Copy the full set of lines exactly as given.

____ Available records

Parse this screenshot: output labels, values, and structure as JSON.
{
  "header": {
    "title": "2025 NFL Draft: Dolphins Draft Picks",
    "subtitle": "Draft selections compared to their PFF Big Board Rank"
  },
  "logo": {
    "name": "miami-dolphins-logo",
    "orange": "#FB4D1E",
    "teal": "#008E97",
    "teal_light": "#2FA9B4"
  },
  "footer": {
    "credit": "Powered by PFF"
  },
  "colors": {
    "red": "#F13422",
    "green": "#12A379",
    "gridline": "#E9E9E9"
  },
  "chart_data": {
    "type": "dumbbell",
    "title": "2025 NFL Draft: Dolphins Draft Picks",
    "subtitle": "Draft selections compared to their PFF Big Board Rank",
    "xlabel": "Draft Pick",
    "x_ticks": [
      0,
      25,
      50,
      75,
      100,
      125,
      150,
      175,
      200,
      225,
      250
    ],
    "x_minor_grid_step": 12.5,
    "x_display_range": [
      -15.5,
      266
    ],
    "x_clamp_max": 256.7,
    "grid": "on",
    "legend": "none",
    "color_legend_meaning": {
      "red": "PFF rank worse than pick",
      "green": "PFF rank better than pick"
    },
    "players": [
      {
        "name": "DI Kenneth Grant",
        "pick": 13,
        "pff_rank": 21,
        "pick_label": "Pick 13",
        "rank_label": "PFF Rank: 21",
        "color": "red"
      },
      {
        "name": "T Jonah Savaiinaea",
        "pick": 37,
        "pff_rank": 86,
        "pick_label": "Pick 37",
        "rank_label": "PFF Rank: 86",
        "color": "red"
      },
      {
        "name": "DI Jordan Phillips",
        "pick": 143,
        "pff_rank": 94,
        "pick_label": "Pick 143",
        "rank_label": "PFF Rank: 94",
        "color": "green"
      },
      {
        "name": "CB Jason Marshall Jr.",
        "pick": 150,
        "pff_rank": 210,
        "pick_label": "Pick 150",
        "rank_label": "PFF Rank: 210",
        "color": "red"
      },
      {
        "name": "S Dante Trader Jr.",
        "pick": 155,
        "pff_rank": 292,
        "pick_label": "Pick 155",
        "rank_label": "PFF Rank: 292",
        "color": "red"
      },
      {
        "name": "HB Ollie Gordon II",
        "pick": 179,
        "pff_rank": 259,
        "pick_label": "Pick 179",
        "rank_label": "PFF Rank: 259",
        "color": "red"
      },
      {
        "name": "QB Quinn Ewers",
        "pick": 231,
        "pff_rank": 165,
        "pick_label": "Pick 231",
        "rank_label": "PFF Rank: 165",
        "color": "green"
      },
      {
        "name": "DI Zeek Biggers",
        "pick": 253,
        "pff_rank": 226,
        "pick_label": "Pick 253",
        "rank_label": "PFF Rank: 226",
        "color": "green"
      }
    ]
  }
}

________

| Final answer |
Parse this screenshot: output labels, values, and structure as JSON.
{
  "header": {
    "title": "2025 NFL Draft: Dolphins Draft Picks",
    "subtitle": "Draft selections compared to their PFF Big Board Rank"
  },
  "logo": {
    "name": "miami-dolphins-logo",
    "orange": "#FB4D1E",
    "teal": "#008E97",
    "teal_light": "#2FA9B4"
  },
  "footer": {
    "credit": "Powered by PFF"
  },
  "colors": {
    "red": "#F13422",
    "green": "#12A379",
    "gridline": "#E9E9E9"
  },
  "chart_data": {
    "type": "dumbbell",
    "title": "2025 NFL Draft: Dolphins Draft Picks",
    "subtitle": "Draft selections compared to their PFF Big Board Rank",
    "xlabel": "Draft Pick",
    "x_ticks": [
      0,
      25,
      50,
      75,
      100,
      125,
      150,
      175,
      200,
      225,
      250
    ],
    "x_minor_grid_step": 12.5,
    "x_display_range": [
      -15.5,
      266
    ],
    "x_clamp_max": 256.7,
    "grid": "on",
    "legend": "none",
    "color_legend_meaning": {
      "red": "PFF rank worse than pick",
      "green": "PFF rank better than pick"
    },
    "players": [
      {
        "name": "DI Kenneth Grant",
        "pick": 13,
        "pff_rank": 21,
        "pick_label": "Pick 13",
        "rank_label": "PFF Rank: 21",
        "color": "red"
      },
      {
        "name": "T Jonah Savaiinaea",
        "pick": 37,
        "pff_rank": 86,
        "pick_label": "Pick 37",
        "rank_label": "PFF Rank: 86",
        "color": "red"
      },
      {
        "name": "DI Jordan Phillips",
        "pick": 143,
        "pff_rank": 94,
        "pick_label": "Pick 143",
        "rank_label": "PFF Rank: 94",
        "color": "green"
      },
      {
        "name": "CB Jason Marshall Jr.",
        "pick": 150,
        "pff_rank": 210,
        "pick_label": "Pick 150",
        "rank_label": "PFF Rank: 210",
        "color": "red"
      },
      {
        "name": "S Dante Trader Jr.",
        "pick": 155,
        "pff_rank": 292,
        "pick_label": "Pick 155",
        "rank_label": "PFF Rank: 292",
        "color": "red"
      },
      {
        "name": "HB Ollie Gordon II",
        "pick": 179,
        "pff_rank": 259,
        "pick_label": "Pick 179",
        "rank_label": "PFF Rank: 259",
        "color": "red"
      },
      {
        "name": "QB Quinn Ewers",
        "pick": 231,
        "pff_rank": 165,
        "pick_label": "Pick 231",
        "rank_label": "PFF Rank: 165",
        "color": "green"
      },
      {
        "name": "DI Zeek Biggers",
        "pick": 253,
        "pff_rank": 226,
        "pick_label": "Pick 253",
        "rank_label": "PFF Rank: 226",
        "color": "green"
      }
    ]
  }
}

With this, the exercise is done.